**SHORT EXERCISE:** Repeat every line of the material, character for character.

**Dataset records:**
======

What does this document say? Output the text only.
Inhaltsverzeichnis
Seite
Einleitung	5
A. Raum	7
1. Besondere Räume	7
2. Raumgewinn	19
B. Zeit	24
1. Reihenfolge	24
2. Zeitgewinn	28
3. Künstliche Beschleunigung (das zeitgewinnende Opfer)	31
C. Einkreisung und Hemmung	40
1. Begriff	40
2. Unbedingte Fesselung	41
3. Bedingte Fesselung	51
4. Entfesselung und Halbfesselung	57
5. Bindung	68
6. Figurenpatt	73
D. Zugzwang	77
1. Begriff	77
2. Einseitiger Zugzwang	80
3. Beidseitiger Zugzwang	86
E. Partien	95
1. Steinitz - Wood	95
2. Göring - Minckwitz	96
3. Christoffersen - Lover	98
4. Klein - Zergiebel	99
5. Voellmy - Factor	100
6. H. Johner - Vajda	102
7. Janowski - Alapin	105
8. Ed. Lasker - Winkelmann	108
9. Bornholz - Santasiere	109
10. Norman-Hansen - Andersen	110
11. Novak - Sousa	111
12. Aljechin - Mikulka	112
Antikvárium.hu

======

**PROBLEM SOLUTION:**
What does this document say? Output the text only.
Inhaltsverzeichnis
Seite
Einleitung	5
A. Raum	7
1. Besondere Räume	7
2. Raumgewinn	19
B. Zeit	24
1. Reihenfolge	24
2. Zeitgewinn	28
3. Künstliche Beschleunigung (das zeitgewinnende Opfer)	31
C. Einkreisung und Hemmung	40
1. Begriff	40
2. Unbedingte Fesselung	41
3. Bedingte Fesselung	51
4. Entfesselung und Halbfesselung	57
5. Bindung	68
6. Figurenpatt	73
D. Zugzwang	77
1. Begriff	77
2. Einseitiger Zugzwang	80
3. Beidseitiger Zugzwang	86
E. Partien	95
1. Steinitz - Wood	95
2. Göring - Minckwitz	96
3. Christoffersen - Lover	98
4. Klein - Zergiebel	99
5. Voellmy - Factor	100
6. H. Johner - Vajda	102
7. Janowski - Alapin	105
8. Ed. Lasker - Winkelmann	108
9. Bornholz - Santasiere	109
10. Norman-Hansen - Andersen	110
11. Novak - Sousa	111
12. Aljechin - Mikulka	112
Antikvárium.hu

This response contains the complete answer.